• [Exercise goal]
Copy all lines that contain the word "title".

====

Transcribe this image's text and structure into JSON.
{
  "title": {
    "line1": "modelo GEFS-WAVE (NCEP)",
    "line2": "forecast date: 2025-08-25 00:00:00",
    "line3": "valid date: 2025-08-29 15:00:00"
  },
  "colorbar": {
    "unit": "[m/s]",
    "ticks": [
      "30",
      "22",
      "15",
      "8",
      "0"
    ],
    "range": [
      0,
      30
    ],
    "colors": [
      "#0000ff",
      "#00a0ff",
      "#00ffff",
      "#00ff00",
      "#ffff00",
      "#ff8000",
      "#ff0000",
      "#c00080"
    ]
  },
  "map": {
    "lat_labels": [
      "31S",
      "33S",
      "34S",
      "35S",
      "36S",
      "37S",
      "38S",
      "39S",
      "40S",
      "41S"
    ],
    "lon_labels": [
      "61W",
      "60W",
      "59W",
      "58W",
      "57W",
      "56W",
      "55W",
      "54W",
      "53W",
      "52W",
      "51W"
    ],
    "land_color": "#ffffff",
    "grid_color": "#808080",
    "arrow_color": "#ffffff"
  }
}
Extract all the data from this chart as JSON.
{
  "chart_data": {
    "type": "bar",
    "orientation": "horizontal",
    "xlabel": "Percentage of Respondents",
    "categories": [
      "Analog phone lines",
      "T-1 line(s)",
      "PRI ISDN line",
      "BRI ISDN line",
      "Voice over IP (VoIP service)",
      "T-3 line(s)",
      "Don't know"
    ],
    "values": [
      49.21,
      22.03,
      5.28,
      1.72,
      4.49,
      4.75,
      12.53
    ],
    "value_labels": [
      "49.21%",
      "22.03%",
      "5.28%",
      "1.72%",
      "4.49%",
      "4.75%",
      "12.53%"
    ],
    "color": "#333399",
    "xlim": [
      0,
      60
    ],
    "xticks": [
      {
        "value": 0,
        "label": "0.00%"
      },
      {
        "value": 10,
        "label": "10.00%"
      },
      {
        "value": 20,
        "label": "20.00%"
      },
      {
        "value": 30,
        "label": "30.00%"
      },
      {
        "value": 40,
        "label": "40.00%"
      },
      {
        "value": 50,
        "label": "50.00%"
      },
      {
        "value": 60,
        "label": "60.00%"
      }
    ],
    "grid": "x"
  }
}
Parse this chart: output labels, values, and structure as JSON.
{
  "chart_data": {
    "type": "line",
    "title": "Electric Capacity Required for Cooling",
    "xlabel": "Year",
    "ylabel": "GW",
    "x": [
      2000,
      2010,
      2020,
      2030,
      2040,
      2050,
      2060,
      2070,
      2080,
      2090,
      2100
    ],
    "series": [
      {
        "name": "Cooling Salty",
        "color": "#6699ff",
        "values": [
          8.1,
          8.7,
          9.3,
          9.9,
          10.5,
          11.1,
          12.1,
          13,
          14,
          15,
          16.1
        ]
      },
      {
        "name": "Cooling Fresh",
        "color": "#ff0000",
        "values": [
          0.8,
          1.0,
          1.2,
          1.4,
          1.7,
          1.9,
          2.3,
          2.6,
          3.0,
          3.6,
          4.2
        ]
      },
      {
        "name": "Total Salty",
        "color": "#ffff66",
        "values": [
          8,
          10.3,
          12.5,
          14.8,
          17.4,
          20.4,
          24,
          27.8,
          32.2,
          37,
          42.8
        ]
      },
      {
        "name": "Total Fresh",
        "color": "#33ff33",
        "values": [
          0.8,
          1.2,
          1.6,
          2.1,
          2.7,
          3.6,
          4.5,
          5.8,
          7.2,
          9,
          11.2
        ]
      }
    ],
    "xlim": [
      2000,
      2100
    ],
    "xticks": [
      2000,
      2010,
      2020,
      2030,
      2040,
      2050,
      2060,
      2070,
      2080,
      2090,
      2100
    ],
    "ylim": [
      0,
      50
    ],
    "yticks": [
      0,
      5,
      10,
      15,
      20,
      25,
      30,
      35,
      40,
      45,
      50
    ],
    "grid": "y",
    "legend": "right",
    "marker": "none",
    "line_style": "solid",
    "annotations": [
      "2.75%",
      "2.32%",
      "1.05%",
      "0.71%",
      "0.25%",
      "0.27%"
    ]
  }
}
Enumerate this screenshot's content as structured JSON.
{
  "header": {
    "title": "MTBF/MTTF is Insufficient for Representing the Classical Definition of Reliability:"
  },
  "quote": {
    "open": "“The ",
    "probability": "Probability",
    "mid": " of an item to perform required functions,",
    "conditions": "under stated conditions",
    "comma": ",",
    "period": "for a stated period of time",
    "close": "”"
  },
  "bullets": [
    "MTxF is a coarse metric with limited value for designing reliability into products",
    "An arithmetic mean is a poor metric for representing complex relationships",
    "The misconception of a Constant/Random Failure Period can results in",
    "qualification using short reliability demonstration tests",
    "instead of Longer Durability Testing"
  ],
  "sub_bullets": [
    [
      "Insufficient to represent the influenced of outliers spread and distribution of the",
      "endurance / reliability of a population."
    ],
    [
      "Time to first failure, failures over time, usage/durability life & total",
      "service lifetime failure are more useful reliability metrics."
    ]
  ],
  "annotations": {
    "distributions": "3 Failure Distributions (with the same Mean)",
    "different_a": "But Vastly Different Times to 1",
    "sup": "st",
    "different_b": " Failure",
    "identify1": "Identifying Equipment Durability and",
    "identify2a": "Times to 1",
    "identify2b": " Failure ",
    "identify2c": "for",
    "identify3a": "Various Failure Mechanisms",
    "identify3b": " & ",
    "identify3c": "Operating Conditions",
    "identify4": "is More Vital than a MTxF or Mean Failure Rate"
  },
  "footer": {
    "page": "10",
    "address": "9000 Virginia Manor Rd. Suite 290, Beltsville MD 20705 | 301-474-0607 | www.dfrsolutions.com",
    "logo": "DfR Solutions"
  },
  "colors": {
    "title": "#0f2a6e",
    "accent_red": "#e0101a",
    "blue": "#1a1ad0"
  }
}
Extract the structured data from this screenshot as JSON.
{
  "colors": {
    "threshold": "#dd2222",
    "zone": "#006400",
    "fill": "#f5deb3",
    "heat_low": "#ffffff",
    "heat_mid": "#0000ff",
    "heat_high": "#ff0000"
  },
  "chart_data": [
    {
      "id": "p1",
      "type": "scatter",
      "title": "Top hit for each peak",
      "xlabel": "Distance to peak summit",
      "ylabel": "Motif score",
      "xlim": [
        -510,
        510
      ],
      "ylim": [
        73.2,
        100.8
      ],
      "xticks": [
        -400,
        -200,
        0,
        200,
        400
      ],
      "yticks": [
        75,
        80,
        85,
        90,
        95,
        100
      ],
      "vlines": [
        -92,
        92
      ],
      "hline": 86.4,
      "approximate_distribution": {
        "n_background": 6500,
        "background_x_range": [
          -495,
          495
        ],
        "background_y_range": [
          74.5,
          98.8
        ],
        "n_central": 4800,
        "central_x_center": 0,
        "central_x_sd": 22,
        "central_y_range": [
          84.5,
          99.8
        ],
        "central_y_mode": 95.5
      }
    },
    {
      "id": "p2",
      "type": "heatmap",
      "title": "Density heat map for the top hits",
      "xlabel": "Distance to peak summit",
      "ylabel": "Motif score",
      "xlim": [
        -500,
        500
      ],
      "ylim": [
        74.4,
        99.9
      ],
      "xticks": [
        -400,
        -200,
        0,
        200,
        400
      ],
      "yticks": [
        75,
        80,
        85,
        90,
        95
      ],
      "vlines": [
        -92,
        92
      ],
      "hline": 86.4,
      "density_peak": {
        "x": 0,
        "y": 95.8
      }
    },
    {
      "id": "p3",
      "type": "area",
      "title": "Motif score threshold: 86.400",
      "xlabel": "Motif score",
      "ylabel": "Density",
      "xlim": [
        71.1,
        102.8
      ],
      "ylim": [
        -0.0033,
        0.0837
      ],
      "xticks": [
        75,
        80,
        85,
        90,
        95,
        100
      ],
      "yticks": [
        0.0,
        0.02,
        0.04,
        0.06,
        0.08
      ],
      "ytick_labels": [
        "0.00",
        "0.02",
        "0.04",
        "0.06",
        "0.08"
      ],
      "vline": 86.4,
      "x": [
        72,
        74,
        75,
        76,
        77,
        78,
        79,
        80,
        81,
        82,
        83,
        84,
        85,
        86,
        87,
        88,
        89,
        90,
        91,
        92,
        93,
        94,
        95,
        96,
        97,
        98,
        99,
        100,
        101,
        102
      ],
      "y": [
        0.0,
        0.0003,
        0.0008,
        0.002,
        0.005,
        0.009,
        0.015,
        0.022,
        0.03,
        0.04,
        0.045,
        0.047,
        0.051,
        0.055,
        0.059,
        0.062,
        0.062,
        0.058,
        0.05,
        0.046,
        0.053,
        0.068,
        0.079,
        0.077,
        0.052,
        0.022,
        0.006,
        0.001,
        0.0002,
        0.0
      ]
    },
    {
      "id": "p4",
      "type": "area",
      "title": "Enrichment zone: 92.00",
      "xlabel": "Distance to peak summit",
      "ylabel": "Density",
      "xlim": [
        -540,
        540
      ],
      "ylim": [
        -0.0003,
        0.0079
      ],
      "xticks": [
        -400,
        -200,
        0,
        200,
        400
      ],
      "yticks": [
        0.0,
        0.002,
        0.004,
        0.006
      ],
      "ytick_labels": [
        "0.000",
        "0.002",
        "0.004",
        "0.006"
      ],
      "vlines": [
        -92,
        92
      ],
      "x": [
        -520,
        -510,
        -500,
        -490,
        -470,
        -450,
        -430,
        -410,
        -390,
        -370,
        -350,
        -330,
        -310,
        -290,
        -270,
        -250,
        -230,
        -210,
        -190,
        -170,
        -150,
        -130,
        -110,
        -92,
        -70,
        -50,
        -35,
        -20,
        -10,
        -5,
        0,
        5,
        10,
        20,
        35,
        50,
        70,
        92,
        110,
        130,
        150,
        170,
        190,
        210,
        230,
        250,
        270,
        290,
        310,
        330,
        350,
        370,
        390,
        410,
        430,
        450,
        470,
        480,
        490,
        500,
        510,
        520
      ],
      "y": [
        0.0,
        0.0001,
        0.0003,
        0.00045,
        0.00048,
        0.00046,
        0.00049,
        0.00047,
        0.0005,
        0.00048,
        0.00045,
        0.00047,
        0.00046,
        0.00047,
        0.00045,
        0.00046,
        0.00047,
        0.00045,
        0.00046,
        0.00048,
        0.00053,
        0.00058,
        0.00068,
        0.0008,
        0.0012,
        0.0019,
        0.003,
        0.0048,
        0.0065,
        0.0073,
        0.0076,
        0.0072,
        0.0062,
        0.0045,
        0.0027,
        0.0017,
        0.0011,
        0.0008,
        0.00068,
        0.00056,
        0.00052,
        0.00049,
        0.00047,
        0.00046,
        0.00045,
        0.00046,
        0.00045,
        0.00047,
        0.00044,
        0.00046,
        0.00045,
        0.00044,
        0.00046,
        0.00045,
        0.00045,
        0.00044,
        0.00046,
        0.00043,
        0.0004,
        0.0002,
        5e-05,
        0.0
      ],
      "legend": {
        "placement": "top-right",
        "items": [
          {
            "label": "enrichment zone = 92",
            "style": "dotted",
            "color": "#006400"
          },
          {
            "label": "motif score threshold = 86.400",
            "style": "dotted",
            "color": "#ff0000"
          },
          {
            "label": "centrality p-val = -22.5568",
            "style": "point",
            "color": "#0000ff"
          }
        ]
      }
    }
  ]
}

====

• [Final result]
  "title": {
    "title": "Electric Capacity Required for Cooling",
    "title": "MTBF/MTTF is Insufficient for Representing the Classical Definition of Reliability:"
    "title": "#0f2a6e",
      "title": "Top hit for each peak",
      "title": "Density heat map for the top hits",
      "title": "Motif score threshold: 86.400",
      "title": "Enrichment zone: 92.00",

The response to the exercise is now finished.